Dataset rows
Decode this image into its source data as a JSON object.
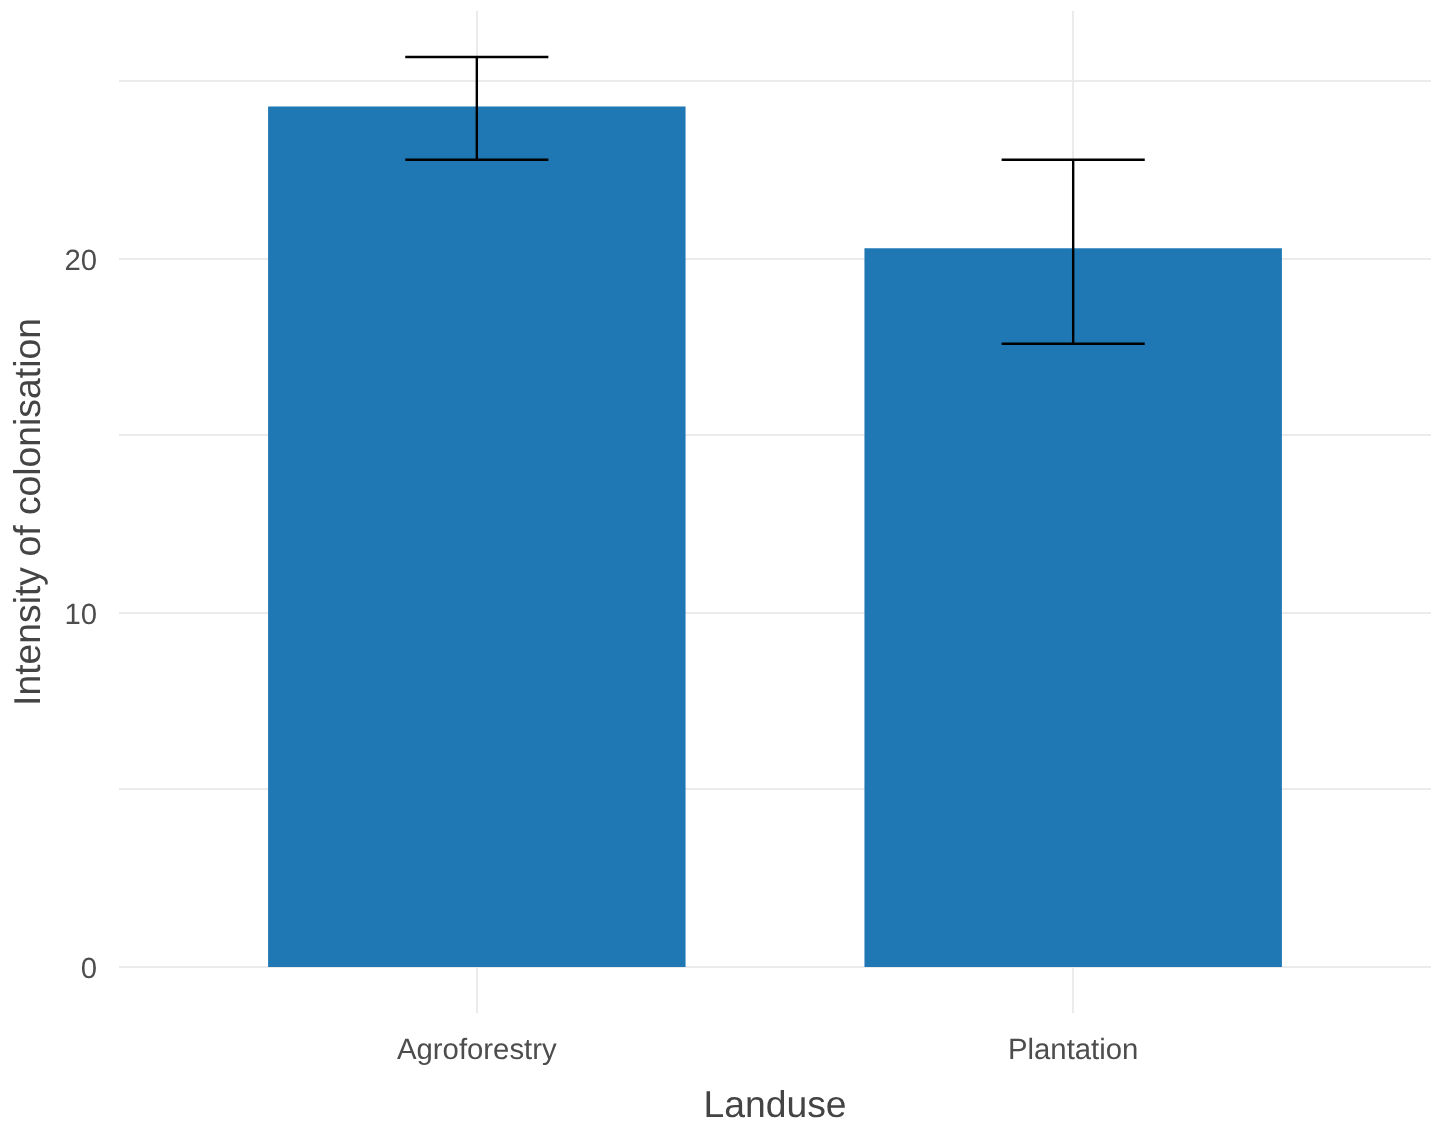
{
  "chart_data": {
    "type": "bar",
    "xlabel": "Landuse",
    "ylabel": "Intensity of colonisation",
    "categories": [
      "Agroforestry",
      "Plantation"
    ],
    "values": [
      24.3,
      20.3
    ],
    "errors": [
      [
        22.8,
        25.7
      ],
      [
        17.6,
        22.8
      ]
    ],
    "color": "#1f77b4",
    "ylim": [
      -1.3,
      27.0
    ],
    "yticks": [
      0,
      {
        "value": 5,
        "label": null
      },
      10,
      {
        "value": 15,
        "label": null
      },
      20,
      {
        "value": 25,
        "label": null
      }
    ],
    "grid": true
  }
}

(Exercise objective) Print the entries above exactly, taking out only the pictures.

(Complete response)
Decode this image into its source data as a JSON object.
{
  "chart_data": {
    "type": "bar",
    "xlabel": "Landuse",
    "ylabel": "Intensity of colonisation",
    "categories": [
      "Agroforestry",
      "Plantation"
    ],
    "values": [
      24.3,
      20.3
    ],
    "errors": [
      [
        22.8,
        25.7
      ],
      [
        17.6,
        22.8
      ]
    ],
    "color": "#1f77b4",
    "ylim": [
      -1.3,
      27.0
    ],
    "yticks": [
      0,
      {
        "value": 5,
        "label": null
      },
      10,
      {
        "value": 15,
        "label": null
      },
      20,
      {
        "value": 25,
        "label": null
      }
    ],
    "grid": true
  }
}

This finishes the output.